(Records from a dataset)
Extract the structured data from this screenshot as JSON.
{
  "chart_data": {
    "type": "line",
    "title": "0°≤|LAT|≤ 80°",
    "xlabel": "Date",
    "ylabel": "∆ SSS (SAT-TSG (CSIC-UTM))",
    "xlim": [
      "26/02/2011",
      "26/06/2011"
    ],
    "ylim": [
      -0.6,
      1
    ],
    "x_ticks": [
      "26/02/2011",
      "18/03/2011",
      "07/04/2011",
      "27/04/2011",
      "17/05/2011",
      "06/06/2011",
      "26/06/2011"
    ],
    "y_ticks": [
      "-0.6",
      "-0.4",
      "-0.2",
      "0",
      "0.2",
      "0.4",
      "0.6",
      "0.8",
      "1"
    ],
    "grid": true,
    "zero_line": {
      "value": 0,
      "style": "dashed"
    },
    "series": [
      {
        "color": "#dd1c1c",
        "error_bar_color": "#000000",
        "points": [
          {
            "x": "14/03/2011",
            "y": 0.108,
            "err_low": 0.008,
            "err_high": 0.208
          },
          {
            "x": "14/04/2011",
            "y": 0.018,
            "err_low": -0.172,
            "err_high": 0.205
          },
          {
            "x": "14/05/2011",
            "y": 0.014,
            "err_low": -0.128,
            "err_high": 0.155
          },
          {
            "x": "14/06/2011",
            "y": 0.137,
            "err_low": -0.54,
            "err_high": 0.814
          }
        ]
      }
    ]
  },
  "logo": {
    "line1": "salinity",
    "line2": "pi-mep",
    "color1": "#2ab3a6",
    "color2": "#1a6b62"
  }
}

* _AIM OF THE EXERCISE_:
Print the listing above in full, exactly as it is.

* _SOLUTION BELOW_:
Extract the structured data from this screenshot as JSON.
{
  "chart_data": {
    "type": "line",
    "title": "0°≤|LAT|≤ 80°",
    "xlabel": "Date",
    "ylabel": "∆ SSS (SAT-TSG (CSIC-UTM))",
    "xlim": [
      "26/02/2011",
      "26/06/2011"
    ],
    "ylim": [
      -0.6,
      1
    ],
    "x_ticks": [
      "26/02/2011",
      "18/03/2011",
      "07/04/2011",
      "27/04/2011",
      "17/05/2011",
      "06/06/2011",
      "26/06/2011"
    ],
    "y_ticks": [
      "-0.6",
      "-0.4",
      "-0.2",
      "0",
      "0.2",
      "0.4",
      "0.6",
      "0.8",
      "1"
    ],
    "grid": true,
    "zero_line": {
      "value": 0,
      "style": "dashed"
    },
    "series": [
      {
        "color": "#dd1c1c",
        "error_bar_color": "#000000",
        "points": [
          {
            "x": "14/03/2011",
            "y": 0.108,
            "err_low": 0.008,
            "err_high": 0.208
          },
          {
            "x": "14/04/2011",
            "y": 0.018,
            "err_low": -0.172,
            "err_high": 0.205
          },
          {
            "x": "14/05/2011",
            "y": 0.014,
            "err_low": -0.128,
            "err_high": 0.155
          },
          {
            "x": "14/06/2011",
            "y": 0.137,
            "err_low": -0.54,
            "err_high": 0.814
          }
        ]
      }
    ]
  },
  "logo": {
    "line1": "salinity",
    "line2": "pi-mep",
    "color1": "#2ab3a6",
    "color2": "#1a6b62"
  }
}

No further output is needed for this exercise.